Task brief: Return all of the entries exactly as written.

Entries from a dataset
# # #
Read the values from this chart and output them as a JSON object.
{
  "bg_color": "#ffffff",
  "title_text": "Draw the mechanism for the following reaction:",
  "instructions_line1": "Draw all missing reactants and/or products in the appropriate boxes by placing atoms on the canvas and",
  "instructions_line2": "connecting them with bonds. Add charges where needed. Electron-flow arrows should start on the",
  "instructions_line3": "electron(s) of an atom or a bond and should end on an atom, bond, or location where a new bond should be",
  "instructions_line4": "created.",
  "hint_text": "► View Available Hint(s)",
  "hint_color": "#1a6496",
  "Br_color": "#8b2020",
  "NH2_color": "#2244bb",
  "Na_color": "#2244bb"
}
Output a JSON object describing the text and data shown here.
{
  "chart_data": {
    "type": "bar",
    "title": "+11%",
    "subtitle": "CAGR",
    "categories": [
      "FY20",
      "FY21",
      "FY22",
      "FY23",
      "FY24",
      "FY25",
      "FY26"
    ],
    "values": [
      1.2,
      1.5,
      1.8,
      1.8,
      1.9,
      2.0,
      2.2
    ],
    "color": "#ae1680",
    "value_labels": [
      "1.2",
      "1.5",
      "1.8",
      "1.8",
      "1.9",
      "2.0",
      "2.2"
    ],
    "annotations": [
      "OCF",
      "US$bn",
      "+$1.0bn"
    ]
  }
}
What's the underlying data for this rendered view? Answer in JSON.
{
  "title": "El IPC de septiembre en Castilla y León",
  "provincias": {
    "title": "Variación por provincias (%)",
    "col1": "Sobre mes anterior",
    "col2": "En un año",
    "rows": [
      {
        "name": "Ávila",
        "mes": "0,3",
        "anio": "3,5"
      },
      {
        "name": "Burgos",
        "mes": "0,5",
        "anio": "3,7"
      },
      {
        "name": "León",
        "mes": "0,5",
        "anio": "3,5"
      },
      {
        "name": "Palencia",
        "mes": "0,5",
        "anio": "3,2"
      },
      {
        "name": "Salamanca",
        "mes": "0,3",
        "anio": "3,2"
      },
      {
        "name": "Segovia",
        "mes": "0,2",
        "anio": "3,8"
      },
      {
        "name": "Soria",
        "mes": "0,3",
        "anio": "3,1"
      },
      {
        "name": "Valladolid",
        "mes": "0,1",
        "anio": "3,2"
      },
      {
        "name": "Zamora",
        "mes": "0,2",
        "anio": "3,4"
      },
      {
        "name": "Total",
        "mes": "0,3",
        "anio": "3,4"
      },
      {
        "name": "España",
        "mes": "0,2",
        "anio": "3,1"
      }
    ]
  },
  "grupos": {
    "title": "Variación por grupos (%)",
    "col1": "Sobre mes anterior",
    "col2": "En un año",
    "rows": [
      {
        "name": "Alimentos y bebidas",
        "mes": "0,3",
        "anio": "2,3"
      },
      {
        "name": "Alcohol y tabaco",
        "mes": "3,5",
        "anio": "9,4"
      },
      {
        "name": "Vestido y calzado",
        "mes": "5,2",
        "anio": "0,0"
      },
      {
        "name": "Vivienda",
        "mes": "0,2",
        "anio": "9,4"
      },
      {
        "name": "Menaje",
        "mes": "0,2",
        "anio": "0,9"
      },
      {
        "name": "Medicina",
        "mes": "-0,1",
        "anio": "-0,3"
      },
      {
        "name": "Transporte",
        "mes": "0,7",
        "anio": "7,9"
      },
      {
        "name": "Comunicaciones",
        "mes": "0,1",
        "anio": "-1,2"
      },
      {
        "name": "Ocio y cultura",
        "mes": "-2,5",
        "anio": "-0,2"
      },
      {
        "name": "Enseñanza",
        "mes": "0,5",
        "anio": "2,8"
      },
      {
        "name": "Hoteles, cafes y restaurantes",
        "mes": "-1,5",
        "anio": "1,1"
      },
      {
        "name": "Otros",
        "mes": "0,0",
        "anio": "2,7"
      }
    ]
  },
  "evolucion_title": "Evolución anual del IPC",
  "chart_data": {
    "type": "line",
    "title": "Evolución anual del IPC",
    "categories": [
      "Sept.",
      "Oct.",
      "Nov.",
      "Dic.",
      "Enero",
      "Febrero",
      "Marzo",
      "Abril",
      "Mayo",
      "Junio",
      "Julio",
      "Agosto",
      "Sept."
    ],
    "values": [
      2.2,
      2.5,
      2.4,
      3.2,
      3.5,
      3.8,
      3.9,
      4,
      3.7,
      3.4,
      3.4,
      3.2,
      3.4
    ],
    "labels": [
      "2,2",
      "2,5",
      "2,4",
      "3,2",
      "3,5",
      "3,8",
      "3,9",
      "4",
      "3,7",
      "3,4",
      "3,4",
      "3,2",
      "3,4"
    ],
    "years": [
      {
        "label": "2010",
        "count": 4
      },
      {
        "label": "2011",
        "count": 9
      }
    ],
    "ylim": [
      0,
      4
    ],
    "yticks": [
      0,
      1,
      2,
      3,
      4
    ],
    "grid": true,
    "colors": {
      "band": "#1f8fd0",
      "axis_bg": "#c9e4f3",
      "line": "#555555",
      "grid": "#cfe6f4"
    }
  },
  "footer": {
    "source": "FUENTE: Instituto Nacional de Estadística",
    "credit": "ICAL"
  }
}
# # #
Task solution:
Read the values from this chart and output them as a JSON object.
{
  "bg_color": "#ffffff",
  "title_text": "Draw the mechanism for the following reaction:",
  "instructions_line1": "Draw all missing reactants and/or products in the appropriate boxes by placing atoms on the canvas and",
  "instructions_line2": "connecting them with bonds. Add charges where needed. Electron-flow arrows should start on the",
  "instructions_line3": "electron(s) of an atom or a bond and should end on an atom, bond, or location where a new bond should be",
  "instructions_line4": "created.",
  "hint_text": "► View Available Hint(s)",
  "hint_color": "#1a6496",
  "Br_color": "#8b2020",
  "NH2_color": "#2244bb",
  "Na_color": "#2244bb"
}
Output a JSON object describing the text and data shown here.
{
  "chart_data": {
    "type": "bar",
    "title": "+11%",
    "subtitle": "CAGR",
    "categories": [
      "FY20",
      "FY21",
      "FY22",
      "FY23",
      "FY24",
      "FY25",
      "FY26"
    ],
    "values": [
      1.2,
      1.5,
      1.8,
      1.8,
      1.9,
      2.0,
      2.2
    ],
    "color": "#ae1680",
    "value_labels": [
      "1.2",
      "1.5",
      "1.8",
      "1.8",
      "1.9",
      "2.0",
      "2.2"
    ],
    "annotations": [
      "OCF",
      "US$bn",
      "+$1.0bn"
    ]
  }
}
What's the underlying data for this rendered view? Answer in JSON.
{
  "title": "El IPC de septiembre en Castilla y León",
  "provincias": {
    "title": "Variación por provincias (%)",
    "col1": "Sobre mes anterior",
    "col2": "En un año",
    "rows": [
      {
        "name": "Ávila",
        "mes": "0,3",
        "anio": "3,5"
      },
      {
        "name": "Burgos",
        "mes": "0,5",
        "anio": "3,7"
      },
      {
        "name": "León",
        "mes": "0,5",
        "anio": "3,5"
      },
      {
        "name": "Palencia",
        "mes": "0,5",
        "anio": "3,2"
      },
      {
        "name": "Salamanca",
        "mes": "0,3",
        "anio": "3,2"
      },
      {
        "name": "Segovia",
        "mes": "0,2",
        "anio": "3,8"
      },
      {
        "name": "Soria",
        "mes": "0,3",
        "anio": "3,1"
      },
      {
        "name": "Valladolid",
        "mes": "0,1",
        "anio": "3,2"
      },
      {
        "name": "Zamora",
        "mes": "0,2",
        "anio": "3,4"
      },
      {
        "name": "Total",
        "mes": "0,3",
        "anio": "3,4"
      },
      {
        "name": "España",
        "mes": "0,2",
        "anio": "3,1"
      }
    ]
  },
  "grupos": {
    "title": "Variación por grupos (%)",
    "col1": "Sobre mes anterior",
    "col2": "En un año",
    "rows": [
      {
        "name": "Alimentos y bebidas",
        "mes": "0,3",
        "anio": "2,3"
      },
      {
        "name": "Alcohol y tabaco",
        "mes": "3,5",
        "anio": "9,4"
      },
      {
        "name": "Vestido y calzado",
        "mes": "5,2",
        "anio": "0,0"
      },
      {
        "name": "Vivienda",
        "mes": "0,2",
        "anio": "9,4"
      },
      {
        "name": "Menaje",
        "mes": "0,2",
        "anio": "0,9"
      },
      {
        "name": "Medicina",
        "mes": "-0,1",
        "anio": "-0,3"
      },
      {
        "name": "Transporte",
        "mes": "0,7",
        "anio": "7,9"
      },
      {
        "name": "Comunicaciones",
        "mes": "0,1",
        "anio": "-1,2"
      },
      {
        "name": "Ocio y cultura",
        "mes": "-2,5",
        "anio": "-0,2"
      },
      {
        "name": "Enseñanza",
        "mes": "0,5",
        "anio": "2,8"
      },
      {
        "name": "Hoteles, cafes y restaurantes",
        "mes": "-1,5",
        "anio": "1,1"
      },
      {
        "name": "Otros",
        "mes": "0,0",
        "anio": "2,7"
      }
    ]
  },
  "evolucion_title": "Evolución anual del IPC",
  "chart_data": {
    "type": "line",
    "title": "Evolución anual del IPC",
    "categories": [
      "Sept.",
      "Oct.",
      "Nov.",
      "Dic.",
      "Enero",
      "Febrero",
      "Marzo",
      "Abril",
      "Mayo",
      "Junio",
      "Julio",
      "Agosto",
      "Sept."
    ],
    "values": [
      2.2,
      2.5,
      2.4,
      3.2,
      3.5,
      3.8,
      3.9,
      4,
      3.7,
      3.4,
      3.4,
      3.2,
      3.4
    ],
    "labels": [
      "2,2",
      "2,5",
      "2,4",
      "3,2",
      "3,5",
      "3,8",
      "3,9",
      "4",
      "3,7",
      "3,4",
      "3,4",
      "3,2",
      "3,4"
    ],
    "years": [
      {
        "label": "2010",
        "count": 4
      },
      {
        "label": "2011",
        "count": 9
      }
    ],
    "ylim": [
      0,
      4
    ],
    "yticks": [
      0,
      1,
      2,
      3,
      4
    ],
    "grid": true,
    "colors": {
      "band": "#1f8fd0",
      "axis_bg": "#c9e4f3",
      "line": "#555555",
      "grid": "#cfe6f4"
    }
  },
  "footer": {
    "source": "FUENTE: Instituto Nacional de Estadística",
    "credit": "ICAL"
  }
}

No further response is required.